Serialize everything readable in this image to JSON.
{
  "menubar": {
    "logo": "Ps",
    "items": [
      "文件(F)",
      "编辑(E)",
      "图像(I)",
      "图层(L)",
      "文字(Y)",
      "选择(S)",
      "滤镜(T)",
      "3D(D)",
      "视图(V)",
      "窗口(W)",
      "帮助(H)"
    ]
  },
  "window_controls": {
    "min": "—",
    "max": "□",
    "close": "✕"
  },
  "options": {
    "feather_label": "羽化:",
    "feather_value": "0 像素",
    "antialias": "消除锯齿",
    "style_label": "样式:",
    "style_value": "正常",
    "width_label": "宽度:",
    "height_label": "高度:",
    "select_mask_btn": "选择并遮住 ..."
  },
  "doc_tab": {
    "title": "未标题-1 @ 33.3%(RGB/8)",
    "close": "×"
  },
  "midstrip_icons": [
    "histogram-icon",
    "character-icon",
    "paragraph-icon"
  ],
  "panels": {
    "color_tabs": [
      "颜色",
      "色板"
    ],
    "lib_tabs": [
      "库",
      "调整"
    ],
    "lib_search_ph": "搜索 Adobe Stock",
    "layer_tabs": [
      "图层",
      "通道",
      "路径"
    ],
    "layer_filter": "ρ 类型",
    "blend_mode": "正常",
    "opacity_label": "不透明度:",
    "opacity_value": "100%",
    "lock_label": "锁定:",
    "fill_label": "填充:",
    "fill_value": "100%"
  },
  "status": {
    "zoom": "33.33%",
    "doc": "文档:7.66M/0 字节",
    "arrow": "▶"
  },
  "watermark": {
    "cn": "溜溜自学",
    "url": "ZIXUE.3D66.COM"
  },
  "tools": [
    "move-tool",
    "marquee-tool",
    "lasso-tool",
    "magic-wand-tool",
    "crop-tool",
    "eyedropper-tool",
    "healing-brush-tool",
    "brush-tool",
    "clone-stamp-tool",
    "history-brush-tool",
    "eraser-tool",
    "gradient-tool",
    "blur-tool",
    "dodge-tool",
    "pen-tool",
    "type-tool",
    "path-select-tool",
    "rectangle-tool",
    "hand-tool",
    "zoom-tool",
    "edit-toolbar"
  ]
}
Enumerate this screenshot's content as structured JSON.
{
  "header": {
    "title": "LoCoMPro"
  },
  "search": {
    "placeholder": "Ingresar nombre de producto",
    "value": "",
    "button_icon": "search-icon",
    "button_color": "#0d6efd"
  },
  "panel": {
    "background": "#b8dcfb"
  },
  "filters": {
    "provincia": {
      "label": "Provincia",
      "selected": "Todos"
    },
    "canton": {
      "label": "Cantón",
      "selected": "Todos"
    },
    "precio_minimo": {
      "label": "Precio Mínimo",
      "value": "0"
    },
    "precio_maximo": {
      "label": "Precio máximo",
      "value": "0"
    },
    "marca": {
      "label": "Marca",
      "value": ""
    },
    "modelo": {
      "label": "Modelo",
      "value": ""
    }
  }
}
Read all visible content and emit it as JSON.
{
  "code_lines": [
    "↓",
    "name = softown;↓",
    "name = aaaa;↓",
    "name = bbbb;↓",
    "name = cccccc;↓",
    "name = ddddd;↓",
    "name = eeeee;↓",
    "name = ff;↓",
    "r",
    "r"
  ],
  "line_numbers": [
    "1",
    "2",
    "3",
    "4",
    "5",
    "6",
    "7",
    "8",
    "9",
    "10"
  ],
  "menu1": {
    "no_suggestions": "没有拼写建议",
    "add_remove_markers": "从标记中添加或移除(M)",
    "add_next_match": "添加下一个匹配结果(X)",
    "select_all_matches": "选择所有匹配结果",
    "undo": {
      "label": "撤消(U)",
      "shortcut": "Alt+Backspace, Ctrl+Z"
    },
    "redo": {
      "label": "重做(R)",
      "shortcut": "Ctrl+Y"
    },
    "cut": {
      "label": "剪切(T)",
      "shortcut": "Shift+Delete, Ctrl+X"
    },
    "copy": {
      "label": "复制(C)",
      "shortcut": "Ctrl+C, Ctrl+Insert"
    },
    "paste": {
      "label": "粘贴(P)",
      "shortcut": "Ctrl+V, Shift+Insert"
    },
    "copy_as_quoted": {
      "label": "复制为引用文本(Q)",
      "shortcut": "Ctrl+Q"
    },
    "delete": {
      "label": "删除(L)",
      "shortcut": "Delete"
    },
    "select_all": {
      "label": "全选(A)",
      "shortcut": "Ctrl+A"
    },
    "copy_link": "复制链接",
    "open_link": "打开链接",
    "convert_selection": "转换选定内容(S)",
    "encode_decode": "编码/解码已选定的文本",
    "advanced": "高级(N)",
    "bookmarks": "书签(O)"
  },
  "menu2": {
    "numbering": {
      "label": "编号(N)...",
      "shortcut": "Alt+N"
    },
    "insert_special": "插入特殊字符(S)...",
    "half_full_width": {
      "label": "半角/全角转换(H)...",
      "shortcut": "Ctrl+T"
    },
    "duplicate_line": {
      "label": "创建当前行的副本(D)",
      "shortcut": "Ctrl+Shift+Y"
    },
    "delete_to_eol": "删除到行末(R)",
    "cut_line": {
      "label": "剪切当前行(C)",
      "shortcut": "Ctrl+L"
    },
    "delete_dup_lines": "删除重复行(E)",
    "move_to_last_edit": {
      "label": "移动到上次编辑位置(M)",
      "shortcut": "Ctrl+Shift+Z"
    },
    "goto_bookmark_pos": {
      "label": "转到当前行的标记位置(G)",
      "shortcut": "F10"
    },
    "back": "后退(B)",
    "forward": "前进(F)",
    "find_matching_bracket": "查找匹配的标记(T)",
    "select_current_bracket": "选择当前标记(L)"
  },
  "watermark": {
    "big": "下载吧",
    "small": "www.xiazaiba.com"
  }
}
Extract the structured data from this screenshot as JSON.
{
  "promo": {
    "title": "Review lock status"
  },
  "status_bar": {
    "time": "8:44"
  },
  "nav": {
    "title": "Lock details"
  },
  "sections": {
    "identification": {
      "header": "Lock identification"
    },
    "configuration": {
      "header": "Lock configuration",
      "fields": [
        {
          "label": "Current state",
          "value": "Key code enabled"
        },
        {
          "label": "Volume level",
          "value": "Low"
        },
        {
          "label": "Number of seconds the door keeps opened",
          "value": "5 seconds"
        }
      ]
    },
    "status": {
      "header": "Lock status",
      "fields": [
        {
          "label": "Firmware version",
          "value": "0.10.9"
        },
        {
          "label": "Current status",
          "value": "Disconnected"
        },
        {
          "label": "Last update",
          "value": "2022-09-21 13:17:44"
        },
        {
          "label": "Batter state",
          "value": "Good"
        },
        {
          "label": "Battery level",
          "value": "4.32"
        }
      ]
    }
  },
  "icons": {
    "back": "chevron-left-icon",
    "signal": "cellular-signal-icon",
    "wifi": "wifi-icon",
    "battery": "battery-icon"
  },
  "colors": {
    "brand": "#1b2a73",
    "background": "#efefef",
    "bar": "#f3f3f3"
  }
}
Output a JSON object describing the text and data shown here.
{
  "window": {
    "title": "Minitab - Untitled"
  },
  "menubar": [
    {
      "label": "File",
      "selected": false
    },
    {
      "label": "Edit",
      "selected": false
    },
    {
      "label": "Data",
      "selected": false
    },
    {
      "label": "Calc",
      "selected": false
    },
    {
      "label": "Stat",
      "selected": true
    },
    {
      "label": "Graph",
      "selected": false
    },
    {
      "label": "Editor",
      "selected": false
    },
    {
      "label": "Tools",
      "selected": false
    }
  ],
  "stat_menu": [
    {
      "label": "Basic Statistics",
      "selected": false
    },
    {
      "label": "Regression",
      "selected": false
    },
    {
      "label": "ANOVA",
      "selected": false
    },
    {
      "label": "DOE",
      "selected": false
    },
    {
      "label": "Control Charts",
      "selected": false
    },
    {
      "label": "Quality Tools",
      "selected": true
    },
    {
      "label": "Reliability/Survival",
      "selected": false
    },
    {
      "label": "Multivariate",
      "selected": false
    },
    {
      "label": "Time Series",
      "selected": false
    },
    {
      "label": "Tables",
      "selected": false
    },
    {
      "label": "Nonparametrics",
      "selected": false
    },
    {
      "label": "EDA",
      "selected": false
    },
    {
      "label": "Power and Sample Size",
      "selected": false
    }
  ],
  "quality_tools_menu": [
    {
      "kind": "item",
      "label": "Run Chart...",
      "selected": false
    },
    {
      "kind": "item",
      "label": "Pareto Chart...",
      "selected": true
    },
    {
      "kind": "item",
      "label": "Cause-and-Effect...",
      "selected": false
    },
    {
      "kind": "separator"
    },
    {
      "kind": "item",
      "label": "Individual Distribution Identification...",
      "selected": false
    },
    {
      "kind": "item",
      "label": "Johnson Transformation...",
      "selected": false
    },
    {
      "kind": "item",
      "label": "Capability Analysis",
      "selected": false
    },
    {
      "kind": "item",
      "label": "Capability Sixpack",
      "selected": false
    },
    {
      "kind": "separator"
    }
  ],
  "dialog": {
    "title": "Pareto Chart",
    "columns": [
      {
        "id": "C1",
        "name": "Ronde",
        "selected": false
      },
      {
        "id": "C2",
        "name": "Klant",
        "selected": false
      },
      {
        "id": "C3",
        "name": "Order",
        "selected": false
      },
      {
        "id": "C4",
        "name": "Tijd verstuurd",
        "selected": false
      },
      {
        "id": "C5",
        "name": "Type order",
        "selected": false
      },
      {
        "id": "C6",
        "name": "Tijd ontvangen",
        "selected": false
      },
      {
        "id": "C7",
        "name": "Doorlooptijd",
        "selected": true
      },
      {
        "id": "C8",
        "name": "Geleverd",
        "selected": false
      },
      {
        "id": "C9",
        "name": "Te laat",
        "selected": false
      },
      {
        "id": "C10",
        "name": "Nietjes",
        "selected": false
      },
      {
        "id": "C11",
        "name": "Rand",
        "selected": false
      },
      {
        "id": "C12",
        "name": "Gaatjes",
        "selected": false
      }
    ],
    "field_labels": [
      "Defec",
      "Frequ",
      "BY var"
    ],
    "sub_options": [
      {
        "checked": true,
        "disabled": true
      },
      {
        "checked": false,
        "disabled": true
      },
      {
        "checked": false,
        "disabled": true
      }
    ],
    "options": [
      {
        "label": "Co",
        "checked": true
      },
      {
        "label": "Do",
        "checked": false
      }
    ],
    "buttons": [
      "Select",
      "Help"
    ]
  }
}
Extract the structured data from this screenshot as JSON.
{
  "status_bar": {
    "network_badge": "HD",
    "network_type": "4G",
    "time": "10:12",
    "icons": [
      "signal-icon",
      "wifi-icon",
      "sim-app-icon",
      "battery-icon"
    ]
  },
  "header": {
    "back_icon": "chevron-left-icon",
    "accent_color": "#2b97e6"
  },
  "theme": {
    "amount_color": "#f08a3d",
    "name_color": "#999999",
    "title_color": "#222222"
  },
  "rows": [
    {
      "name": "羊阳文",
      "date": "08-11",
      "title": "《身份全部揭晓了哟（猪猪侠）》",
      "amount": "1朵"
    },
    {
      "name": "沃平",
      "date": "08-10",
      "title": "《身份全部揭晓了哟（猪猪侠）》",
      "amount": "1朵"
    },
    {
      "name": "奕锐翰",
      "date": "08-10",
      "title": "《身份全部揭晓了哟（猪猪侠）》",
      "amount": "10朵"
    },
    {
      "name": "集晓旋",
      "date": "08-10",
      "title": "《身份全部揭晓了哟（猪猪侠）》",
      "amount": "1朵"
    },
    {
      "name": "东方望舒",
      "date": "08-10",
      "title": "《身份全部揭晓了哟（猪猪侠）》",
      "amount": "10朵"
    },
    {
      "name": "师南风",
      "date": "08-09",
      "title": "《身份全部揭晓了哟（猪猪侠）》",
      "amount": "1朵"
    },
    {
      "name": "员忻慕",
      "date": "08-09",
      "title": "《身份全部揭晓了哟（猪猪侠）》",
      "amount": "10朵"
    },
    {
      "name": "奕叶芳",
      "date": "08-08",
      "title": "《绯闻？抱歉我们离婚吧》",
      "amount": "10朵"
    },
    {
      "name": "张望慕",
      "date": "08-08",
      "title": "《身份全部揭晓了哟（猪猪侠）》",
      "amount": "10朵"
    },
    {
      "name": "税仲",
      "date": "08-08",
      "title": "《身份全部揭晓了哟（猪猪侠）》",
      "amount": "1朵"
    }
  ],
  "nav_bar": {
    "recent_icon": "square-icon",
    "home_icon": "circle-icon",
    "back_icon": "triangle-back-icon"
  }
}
- - - - -
Report how many lines in this data include the string "configuration", and nothing else.

2